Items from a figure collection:
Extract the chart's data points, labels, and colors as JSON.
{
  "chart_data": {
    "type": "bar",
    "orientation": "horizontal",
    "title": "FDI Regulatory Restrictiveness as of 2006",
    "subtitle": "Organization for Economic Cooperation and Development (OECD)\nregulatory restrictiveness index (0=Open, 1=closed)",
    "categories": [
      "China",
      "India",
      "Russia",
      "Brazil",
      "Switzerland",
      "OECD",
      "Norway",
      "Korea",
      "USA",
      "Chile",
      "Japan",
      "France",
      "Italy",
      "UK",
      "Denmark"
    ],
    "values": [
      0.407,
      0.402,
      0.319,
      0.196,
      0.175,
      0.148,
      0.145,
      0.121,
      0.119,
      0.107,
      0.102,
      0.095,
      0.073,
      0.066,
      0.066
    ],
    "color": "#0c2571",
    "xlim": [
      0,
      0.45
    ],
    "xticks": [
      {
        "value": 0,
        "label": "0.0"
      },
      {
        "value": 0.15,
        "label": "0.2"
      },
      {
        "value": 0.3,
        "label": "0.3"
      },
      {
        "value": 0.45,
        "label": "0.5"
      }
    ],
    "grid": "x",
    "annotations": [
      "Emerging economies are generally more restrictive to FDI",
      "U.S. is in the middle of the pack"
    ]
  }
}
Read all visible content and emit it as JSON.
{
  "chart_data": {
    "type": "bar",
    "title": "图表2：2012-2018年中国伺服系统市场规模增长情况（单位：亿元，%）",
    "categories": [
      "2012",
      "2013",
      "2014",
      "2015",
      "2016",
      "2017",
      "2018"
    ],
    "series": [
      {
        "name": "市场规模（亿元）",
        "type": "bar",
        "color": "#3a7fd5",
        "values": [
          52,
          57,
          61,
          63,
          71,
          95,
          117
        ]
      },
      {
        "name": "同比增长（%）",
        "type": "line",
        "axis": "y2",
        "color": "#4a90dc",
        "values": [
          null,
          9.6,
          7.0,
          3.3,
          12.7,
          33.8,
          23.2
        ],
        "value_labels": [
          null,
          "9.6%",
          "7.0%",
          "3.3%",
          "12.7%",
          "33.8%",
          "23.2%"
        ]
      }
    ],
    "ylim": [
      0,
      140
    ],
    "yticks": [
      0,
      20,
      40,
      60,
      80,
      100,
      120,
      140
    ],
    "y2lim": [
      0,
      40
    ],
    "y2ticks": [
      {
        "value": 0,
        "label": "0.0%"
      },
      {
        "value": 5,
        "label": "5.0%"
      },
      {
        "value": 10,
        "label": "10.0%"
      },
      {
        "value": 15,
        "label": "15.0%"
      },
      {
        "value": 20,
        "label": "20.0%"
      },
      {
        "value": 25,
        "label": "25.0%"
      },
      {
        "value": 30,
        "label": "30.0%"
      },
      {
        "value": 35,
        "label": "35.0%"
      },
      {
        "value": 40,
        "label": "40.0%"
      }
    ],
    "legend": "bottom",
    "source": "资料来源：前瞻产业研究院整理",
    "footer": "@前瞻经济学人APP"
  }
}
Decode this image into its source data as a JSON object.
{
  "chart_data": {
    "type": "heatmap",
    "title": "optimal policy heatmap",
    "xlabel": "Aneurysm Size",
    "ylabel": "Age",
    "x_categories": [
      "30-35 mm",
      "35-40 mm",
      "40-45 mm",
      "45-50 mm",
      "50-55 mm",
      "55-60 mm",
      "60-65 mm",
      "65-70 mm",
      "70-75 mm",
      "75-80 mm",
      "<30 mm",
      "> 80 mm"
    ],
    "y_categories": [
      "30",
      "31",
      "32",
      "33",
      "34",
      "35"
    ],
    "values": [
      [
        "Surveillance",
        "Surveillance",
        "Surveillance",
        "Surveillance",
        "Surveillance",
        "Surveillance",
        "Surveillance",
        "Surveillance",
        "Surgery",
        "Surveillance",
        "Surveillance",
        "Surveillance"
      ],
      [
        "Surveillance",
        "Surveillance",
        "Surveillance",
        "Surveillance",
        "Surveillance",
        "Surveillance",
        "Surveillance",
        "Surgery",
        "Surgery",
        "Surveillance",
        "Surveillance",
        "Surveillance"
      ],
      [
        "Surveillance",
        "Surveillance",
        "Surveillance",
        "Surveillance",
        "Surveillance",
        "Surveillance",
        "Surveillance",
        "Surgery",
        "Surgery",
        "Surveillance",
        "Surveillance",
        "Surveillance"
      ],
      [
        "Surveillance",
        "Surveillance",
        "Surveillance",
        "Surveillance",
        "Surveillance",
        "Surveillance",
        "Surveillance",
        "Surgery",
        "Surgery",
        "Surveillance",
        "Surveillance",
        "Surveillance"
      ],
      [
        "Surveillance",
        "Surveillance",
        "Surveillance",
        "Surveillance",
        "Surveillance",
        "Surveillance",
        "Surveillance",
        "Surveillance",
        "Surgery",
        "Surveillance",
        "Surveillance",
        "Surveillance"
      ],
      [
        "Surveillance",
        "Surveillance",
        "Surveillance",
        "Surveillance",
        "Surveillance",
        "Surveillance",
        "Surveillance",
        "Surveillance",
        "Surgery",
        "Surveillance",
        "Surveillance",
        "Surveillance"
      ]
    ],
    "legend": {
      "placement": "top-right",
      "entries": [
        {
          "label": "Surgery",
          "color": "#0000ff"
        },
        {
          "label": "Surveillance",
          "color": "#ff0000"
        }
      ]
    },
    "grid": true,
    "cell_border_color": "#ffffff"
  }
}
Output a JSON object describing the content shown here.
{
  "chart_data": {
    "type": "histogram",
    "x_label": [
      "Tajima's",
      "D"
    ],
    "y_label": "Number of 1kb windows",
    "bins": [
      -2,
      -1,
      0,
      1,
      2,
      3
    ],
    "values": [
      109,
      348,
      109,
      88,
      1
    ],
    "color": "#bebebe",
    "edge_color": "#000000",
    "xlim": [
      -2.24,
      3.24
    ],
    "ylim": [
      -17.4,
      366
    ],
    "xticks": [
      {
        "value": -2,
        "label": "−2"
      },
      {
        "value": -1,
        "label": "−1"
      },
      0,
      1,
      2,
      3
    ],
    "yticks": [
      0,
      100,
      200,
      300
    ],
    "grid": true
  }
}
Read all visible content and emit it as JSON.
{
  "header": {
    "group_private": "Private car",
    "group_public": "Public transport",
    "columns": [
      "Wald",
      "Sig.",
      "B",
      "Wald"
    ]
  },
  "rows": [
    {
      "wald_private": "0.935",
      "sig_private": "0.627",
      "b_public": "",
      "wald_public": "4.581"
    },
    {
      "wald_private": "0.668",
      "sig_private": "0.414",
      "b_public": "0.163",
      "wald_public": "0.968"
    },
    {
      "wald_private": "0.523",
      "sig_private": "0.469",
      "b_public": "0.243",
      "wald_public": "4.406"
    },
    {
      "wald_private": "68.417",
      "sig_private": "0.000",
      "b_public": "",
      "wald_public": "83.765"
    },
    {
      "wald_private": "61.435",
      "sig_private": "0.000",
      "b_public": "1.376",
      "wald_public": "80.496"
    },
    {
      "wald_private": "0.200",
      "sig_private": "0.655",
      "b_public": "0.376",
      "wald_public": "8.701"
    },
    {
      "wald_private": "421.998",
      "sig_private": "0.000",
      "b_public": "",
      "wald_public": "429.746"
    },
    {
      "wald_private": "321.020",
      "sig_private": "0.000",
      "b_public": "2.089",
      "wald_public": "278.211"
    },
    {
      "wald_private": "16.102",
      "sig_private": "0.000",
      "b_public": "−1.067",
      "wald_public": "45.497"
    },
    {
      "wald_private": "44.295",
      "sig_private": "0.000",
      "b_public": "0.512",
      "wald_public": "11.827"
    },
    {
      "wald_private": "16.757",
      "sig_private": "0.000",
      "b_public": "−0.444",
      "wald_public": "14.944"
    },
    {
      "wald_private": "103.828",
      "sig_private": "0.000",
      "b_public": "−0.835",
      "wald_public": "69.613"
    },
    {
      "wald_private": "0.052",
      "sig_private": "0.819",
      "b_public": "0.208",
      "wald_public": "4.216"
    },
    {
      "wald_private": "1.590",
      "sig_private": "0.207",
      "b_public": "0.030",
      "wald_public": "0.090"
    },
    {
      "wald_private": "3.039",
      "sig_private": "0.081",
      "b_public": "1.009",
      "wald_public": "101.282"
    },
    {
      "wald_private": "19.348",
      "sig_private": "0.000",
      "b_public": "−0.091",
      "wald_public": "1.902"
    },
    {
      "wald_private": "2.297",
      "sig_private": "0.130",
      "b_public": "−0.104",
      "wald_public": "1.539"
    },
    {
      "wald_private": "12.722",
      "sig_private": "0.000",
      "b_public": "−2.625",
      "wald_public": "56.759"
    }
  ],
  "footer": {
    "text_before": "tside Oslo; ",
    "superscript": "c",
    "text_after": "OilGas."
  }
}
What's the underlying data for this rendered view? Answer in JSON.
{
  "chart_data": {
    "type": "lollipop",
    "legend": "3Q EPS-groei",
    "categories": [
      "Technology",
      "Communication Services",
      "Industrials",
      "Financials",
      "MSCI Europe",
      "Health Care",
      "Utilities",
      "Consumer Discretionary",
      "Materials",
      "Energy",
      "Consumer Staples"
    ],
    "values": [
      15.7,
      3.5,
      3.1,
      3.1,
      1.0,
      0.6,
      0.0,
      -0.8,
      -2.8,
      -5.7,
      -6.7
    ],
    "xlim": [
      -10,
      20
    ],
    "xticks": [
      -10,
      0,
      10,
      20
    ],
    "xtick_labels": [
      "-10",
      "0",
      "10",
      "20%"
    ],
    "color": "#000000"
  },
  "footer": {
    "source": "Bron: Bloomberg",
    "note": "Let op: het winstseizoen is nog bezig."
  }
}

#### Goal:
Copy every line of the listing that includes the string "source".

#### Result of the exercise:
    "source": "资料来源：前瞻产业研究院整理",
Decode this image into its source data as a JSON object.
    "source": "Bron: Bloomberg",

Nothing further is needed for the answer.